### [Request]
Show all lines from the listing below that contain "Coffee".

### [Exercise inputs]
# # #

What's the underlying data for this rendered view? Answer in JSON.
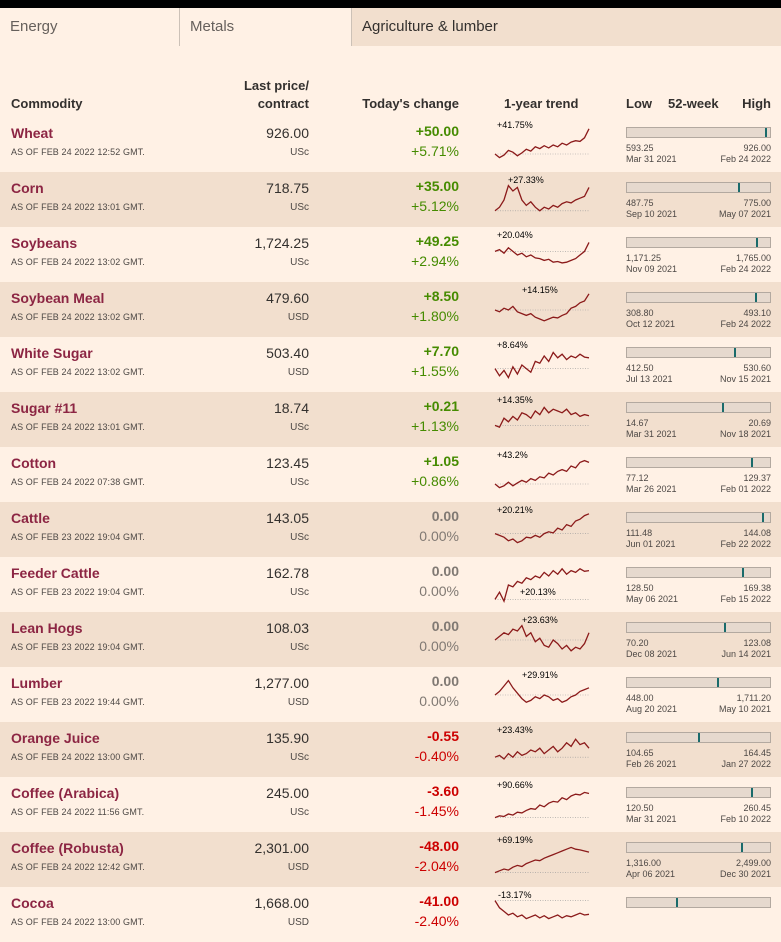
{
  "tabs": [
    "Energy",
    "Metals",
    "Agriculture & lumber"
  ],
  "headers": {
    "commodity": "Commodity",
    "last_price_1": "Last price/",
    "last_price_2": "contract",
    "todays_change": "Today's change",
    "trend": "1-year trend",
    "low": "Low",
    "week52": "52-week",
    "high": "High"
  },
  "rows": [
    {
      "name": "Wheat",
      "asof": "AS OF FEB 24 2022 12:52 GMT.",
      "price": "926.00",
      "unit": "USc",
      "change": "+50.00",
      "pct": "+5.71%",
      "dir": "up",
      "trend_label": "+41.75%",
      "low": "593.25",
      "low_date": "Mar 31 2021",
      "high": "926.00",
      "high_date": "Feb 24 2022",
      "pos": 0.99,
      "trend": [
        0.25,
        0.15,
        0.22,
        0.35,
        0.3,
        0.2,
        0.28,
        0.38,
        0.33,
        0.45,
        0.4,
        0.48,
        0.42,
        0.5,
        0.45,
        0.55,
        0.5,
        0.58,
        0.62,
        0.6,
        0.7,
        0.95
      ]
    },
    {
      "name": "Corn",
      "asof": "AS OF FEB 24 2022 13:01 GMT.",
      "price": "718.75",
      "unit": "USc",
      "change": "+35.00",
      "pct": "+5.12%",
      "dir": "up",
      "trend_label": "+27.33%",
      "low": "487.75",
      "low_date": "Sep 10 2021",
      "high": "775.00",
      "high_date": "May 07 2021",
      "pos": 0.8,
      "trend": [
        0.2,
        0.3,
        0.5,
        0.9,
        0.75,
        0.85,
        0.5,
        0.35,
        0.45,
        0.3,
        0.2,
        0.3,
        0.25,
        0.35,
        0.3,
        0.4,
        0.45,
        0.42,
        0.5,
        0.55,
        0.6,
        0.85
      ]
    },
    {
      "name": "Soybeans",
      "asof": "AS OF FEB 24 2022 13:02 GMT.",
      "price": "1,724.25",
      "unit": "USc",
      "change": "+49.25",
      "pct": "+2.94%",
      "dir": "up",
      "trend_label": "+20.04%",
      "low": "1,171.25",
      "low_date": "Nov 09 2021",
      "high": "1,765.00",
      "high_date": "Feb 24 2022",
      "pos": 0.93,
      "trend": [
        0.6,
        0.65,
        0.55,
        0.7,
        0.6,
        0.5,
        0.55,
        0.45,
        0.5,
        0.42,
        0.4,
        0.35,
        0.38,
        0.3,
        0.32,
        0.28,
        0.3,
        0.35,
        0.4,
        0.5,
        0.6,
        0.85
      ]
    },
    {
      "name": "Soybean Meal",
      "asof": "AS OF FEB 24 2022 13:02 GMT.",
      "price": "479.60",
      "unit": "USD",
      "change": "+8.50",
      "pct": "+1.80%",
      "dir": "up",
      "trend_label": "+14.15%",
      "low": "308.80",
      "low_date": "Oct 12 2021",
      "high": "493.10",
      "high_date": "Feb 24 2022",
      "pos": 0.92,
      "trend": [
        0.5,
        0.45,
        0.55,
        0.5,
        0.6,
        0.45,
        0.4,
        0.35,
        0.4,
        0.3,
        0.25,
        0.2,
        0.25,
        0.3,
        0.28,
        0.35,
        0.4,
        0.55,
        0.6,
        0.7,
        0.75,
        0.95
      ]
    },
    {
      "name": "White Sugar",
      "asof": "AS OF FEB 24 2022 13:02 GMT.",
      "price": "503.40",
      "unit": "USD",
      "change": "+7.70",
      "pct": "+1.55%",
      "dir": "up",
      "trend_label": "+8.64%",
      "low": "412.50",
      "low_date": "Jul 13 2021",
      "high": "530.60",
      "high_date": "Nov 15 2021",
      "pos": 0.77,
      "trend": [
        0.4,
        0.2,
        0.35,
        0.15,
        0.45,
        0.25,
        0.5,
        0.4,
        0.3,
        0.6,
        0.55,
        0.75,
        0.6,
        0.85,
        0.7,
        0.8,
        0.65,
        0.75,
        0.7,
        0.8,
        0.72,
        0.7
      ]
    },
    {
      "name": "Sugar #11",
      "asof": "AS OF FEB 24 2022 13:01 GMT.",
      "price": "18.74",
      "unit": "USc",
      "change": "+0.21",
      "pct": "+1.13%",
      "dir": "up",
      "trend_label": "+14.35%",
      "low": "14.67",
      "low_date": "Mar 31 2021",
      "high": "20.69",
      "high_date": "Nov 18 2021",
      "pos": 0.68,
      "trend": [
        0.35,
        0.3,
        0.55,
        0.45,
        0.6,
        0.5,
        0.7,
        0.65,
        0.55,
        0.75,
        0.65,
        0.85,
        0.7,
        0.8,
        0.75,
        0.7,
        0.8,
        0.65,
        0.7,
        0.6,
        0.65,
        0.62
      ]
    },
    {
      "name": "Cotton",
      "asof": "AS OF FEB 24 2022 07:38 GMT.",
      "price": "123.45",
      "unit": "USc",
      "change": "+1.05",
      "pct": "+0.86%",
      "dir": "up",
      "trend_label": "+43.2%",
      "low": "77.12",
      "low_date": "Mar 26 2021",
      "high": "129.37",
      "high_date": "Feb 01 2022",
      "pos": 0.89,
      "trend": [
        0.25,
        0.15,
        0.2,
        0.3,
        0.2,
        0.28,
        0.35,
        0.3,
        0.4,
        0.35,
        0.45,
        0.42,
        0.55,
        0.5,
        0.6,
        0.65,
        0.6,
        0.75,
        0.7,
        0.85,
        0.9,
        0.85
      ]
    },
    {
      "name": "Cattle",
      "asof": "AS OF FEB 23 2022 19:04 GMT.",
      "price": "143.05",
      "unit": "USc",
      "change": "0.00",
      "pct": "0.00%",
      "dir": "flat",
      "trend_label": "+20.21%",
      "low": "111.48",
      "low_date": "Jun 01 2021",
      "high": "144.08",
      "high_date": "Feb 22 2022",
      "pos": 0.97,
      "trend": [
        0.4,
        0.35,
        0.3,
        0.2,
        0.25,
        0.15,
        0.2,
        0.3,
        0.28,
        0.35,
        0.3,
        0.4,
        0.45,
        0.42,
        0.55,
        0.5,
        0.65,
        0.6,
        0.75,
        0.8,
        0.9,
        0.95
      ]
    },
    {
      "name": "Feeder Cattle",
      "asof": "AS OF FEB 23 2022 19:04 GMT.",
      "price": "162.78",
      "unit": "USc",
      "change": "0.00",
      "pct": "0.00%",
      "dir": "flat",
      "trend_label": "+20.13%",
      "low": "128.50",
      "low_date": "May 06 2021",
      "high": "169.38",
      "high_date": "Feb 15 2022",
      "pos": 0.83,
      "trend": [
        0.1,
        0.3,
        0.05,
        0.5,
        0.45,
        0.6,
        0.55,
        0.7,
        0.65,
        0.75,
        0.7,
        0.85,
        0.75,
        0.9,
        0.8,
        0.95,
        0.8,
        0.9,
        0.85,
        0.95,
        0.88,
        0.9
      ]
    },
    {
      "name": "Lean Hogs",
      "asof": "AS OF FEB 23 2022 19:04 GMT.",
      "price": "108.03",
      "unit": "USc",
      "change": "0.00",
      "pct": "0.00%",
      "dir": "flat",
      "trend_label": "+23.63%",
      "low": "70.20",
      "low_date": "Dec 08 2021",
      "high": "123.08",
      "high_date": "Jun 14 2021",
      "pos": 0.7,
      "trend": [
        0.5,
        0.6,
        0.7,
        0.65,
        0.8,
        0.75,
        0.9,
        0.6,
        0.7,
        0.45,
        0.55,
        0.35,
        0.3,
        0.5,
        0.4,
        0.25,
        0.35,
        0.2,
        0.3,
        0.25,
        0.4,
        0.7
      ]
    },
    {
      "name": "Lumber",
      "asof": "AS OF FEB 23 2022 19:44 GMT.",
      "price": "1,277.00",
      "unit": "USD",
      "change": "0.00",
      "pct": "0.00%",
      "dir": "flat",
      "trend_label": "+29.91%",
      "low": "448.00",
      "low_date": "Aug 20 2021",
      "high": "1,711.20",
      "high_date": "May 10 2021",
      "pos": 0.65,
      "trend": [
        0.5,
        0.6,
        0.75,
        0.9,
        0.7,
        0.55,
        0.4,
        0.3,
        0.35,
        0.45,
        0.4,
        0.5,
        0.45,
        0.35,
        0.4,
        0.3,
        0.35,
        0.45,
        0.5,
        0.6,
        0.65,
        0.7
      ]
    },
    {
      "name": "Orange Juice",
      "asof": "AS OF FEB 24 2022 13:00 GMT.",
      "price": "135.90",
      "unit": "USc",
      "change": "-0.55",
      "pct": "-0.40%",
      "dir": "down",
      "trend_label": "+23.43%",
      "low": "104.65",
      "low_date": "Feb 26 2021",
      "high": "164.45",
      "high_date": "Jan 27 2022",
      "pos": 0.51,
      "trend": [
        0.3,
        0.35,
        0.25,
        0.4,
        0.3,
        0.45,
        0.35,
        0.4,
        0.5,
        0.45,
        0.55,
        0.4,
        0.5,
        0.6,
        0.45,
        0.55,
        0.7,
        0.6,
        0.8,
        0.65,
        0.7,
        0.55
      ]
    },
    {
      "name": "Coffee (Arabica)",
      "asof": "AS OF FEB 24 2022 11:56 GMT.",
      "price": "245.00",
      "unit": "USc",
      "change": "-3.60",
      "pct": "-1.45%",
      "dir": "down",
      "trend_label": "+90.66%",
      "low": "120.50",
      "low_date": "Mar 31 2021",
      "high": "260.45",
      "high_date": "Feb 10 2022",
      "pos": 0.89,
      "trend": [
        0.15,
        0.2,
        0.18,
        0.25,
        0.22,
        0.3,
        0.28,
        0.35,
        0.4,
        0.38,
        0.5,
        0.45,
        0.55,
        0.6,
        0.58,
        0.7,
        0.65,
        0.75,
        0.8,
        0.78,
        0.85,
        0.82
      ]
    },
    {
      "name": "Coffee (Robusta)",
      "asof": "AS OF FEB 24 2022 12:42 GMT.",
      "price": "2,301.00",
      "unit": "USD",
      "change": "-48.00",
      "pct": "-2.04%",
      "dir": "down",
      "trend_label": "+69.19%",
      "low": "1,316.00",
      "low_date": "Apr 06 2021",
      "high": "2,499.00",
      "high_date": "Dec 30 2021",
      "pos": 0.82,
      "trend": [
        0.15,
        0.2,
        0.25,
        0.22,
        0.3,
        0.35,
        0.32,
        0.4,
        0.45,
        0.5,
        0.48,
        0.55,
        0.6,
        0.65,
        0.7,
        0.75,
        0.8,
        0.85,
        0.8,
        0.78,
        0.75,
        0.72
      ]
    },
    {
      "name": "Cocoa",
      "asof": "AS OF FEB 24 2022 13:00 GMT.",
      "price": "1,668.00",
      "unit": "USD",
      "change": "-41.00",
      "pct": "-2.40%",
      "dir": "down",
      "trend_label": "-13.17%",
      "low": "",
      "low_date": "",
      "high": "",
      "high_date": "",
      "pos": 0.35,
      "trend": [
        0.9,
        0.7,
        0.6,
        0.5,
        0.55,
        0.45,
        0.5,
        0.4,
        0.45,
        0.5,
        0.42,
        0.48,
        0.4,
        0.45,
        0.5,
        0.42,
        0.48,
        0.45,
        0.5,
        0.55,
        0.5,
        0.52
      ]
    }
  ]
}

# # #

### [In response]
      "name": "Coffee (Arabica)",
      "name": "Coffee (Robusta)",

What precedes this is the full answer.